====== RECORDS FOR THE EXERCISE
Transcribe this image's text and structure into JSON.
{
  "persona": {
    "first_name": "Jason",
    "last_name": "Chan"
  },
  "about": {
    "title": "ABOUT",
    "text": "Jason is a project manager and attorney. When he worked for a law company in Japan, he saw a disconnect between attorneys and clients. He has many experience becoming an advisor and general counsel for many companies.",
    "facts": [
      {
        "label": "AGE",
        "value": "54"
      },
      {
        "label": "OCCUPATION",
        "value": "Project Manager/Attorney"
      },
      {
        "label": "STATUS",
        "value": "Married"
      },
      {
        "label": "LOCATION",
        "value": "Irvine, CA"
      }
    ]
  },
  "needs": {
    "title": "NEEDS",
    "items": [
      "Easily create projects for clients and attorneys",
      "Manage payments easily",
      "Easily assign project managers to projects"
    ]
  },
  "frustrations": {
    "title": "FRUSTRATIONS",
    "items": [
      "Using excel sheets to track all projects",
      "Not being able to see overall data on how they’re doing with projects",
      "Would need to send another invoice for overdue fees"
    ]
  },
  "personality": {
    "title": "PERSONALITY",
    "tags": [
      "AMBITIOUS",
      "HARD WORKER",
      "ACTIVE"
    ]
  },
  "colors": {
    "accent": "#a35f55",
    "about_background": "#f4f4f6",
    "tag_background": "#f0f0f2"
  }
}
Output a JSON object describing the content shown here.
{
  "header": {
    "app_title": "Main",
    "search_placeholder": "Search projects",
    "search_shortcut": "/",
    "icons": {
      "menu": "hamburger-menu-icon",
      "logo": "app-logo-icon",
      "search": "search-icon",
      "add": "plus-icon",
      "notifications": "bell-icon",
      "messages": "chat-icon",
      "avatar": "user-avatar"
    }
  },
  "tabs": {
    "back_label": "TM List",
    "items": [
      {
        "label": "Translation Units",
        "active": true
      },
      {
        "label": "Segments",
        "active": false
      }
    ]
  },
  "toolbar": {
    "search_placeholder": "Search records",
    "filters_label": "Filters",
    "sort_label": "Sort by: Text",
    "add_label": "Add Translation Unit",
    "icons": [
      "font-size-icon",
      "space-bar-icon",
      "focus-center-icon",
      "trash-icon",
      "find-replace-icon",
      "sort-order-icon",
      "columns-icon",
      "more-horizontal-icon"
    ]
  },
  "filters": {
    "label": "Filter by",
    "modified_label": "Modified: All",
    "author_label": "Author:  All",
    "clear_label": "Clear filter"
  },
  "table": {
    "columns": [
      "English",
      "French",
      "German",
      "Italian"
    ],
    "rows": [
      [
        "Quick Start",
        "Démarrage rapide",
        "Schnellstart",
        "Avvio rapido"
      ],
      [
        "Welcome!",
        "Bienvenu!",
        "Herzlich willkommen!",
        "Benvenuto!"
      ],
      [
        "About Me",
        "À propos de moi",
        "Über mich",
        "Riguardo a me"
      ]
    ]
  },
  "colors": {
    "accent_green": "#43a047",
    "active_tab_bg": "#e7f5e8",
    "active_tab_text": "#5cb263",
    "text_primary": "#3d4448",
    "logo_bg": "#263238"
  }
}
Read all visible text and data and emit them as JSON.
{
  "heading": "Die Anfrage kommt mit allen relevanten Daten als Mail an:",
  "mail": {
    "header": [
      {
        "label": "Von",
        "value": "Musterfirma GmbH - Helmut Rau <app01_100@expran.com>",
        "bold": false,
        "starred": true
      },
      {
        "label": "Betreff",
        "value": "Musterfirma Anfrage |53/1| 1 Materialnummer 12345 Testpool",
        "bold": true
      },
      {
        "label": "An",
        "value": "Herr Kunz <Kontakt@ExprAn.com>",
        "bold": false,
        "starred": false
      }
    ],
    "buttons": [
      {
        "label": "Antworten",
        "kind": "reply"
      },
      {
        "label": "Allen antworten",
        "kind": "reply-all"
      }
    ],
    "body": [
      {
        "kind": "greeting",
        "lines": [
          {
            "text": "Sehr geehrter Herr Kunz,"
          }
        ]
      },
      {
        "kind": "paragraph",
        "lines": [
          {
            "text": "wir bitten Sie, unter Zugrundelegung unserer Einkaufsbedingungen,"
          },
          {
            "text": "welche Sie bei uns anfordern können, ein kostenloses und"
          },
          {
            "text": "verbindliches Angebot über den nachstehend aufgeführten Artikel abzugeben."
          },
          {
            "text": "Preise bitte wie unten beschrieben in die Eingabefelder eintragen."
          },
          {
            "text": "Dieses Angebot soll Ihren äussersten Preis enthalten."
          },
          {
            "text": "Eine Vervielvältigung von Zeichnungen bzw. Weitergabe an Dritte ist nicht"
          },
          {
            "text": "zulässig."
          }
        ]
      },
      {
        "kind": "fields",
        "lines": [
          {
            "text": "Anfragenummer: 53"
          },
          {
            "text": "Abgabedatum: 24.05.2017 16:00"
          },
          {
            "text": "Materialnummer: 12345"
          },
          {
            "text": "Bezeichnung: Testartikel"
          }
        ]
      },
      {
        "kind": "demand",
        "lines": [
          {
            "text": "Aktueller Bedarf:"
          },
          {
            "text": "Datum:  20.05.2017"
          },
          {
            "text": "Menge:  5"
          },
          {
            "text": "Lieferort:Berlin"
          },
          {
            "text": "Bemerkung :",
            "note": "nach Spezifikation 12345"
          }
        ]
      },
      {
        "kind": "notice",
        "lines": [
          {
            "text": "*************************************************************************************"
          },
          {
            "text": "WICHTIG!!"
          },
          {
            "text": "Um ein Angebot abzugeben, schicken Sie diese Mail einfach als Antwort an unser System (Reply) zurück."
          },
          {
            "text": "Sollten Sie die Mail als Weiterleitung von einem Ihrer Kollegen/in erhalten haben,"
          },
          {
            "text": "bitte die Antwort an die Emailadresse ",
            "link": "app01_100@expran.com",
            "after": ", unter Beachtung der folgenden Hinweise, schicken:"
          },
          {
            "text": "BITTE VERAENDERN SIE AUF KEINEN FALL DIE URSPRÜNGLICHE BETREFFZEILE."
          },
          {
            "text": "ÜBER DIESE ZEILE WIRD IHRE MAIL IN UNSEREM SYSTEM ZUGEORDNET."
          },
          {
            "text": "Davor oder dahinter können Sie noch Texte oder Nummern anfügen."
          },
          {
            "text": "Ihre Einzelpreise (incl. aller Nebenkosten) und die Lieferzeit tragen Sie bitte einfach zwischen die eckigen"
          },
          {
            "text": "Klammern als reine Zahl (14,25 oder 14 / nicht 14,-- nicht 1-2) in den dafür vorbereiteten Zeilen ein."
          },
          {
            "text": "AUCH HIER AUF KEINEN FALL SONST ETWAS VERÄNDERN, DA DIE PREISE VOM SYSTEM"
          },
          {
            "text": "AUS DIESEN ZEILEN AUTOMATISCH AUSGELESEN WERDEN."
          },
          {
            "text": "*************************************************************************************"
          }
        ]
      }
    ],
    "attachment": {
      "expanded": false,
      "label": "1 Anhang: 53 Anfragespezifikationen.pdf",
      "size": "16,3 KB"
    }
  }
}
============
Search the listing for the word "data" and return each line that holds it.

- _TASK RESULT_
      "Not being able to see overall data on how they’re doing with projects",
Read all visible text and data and emit them as JSON.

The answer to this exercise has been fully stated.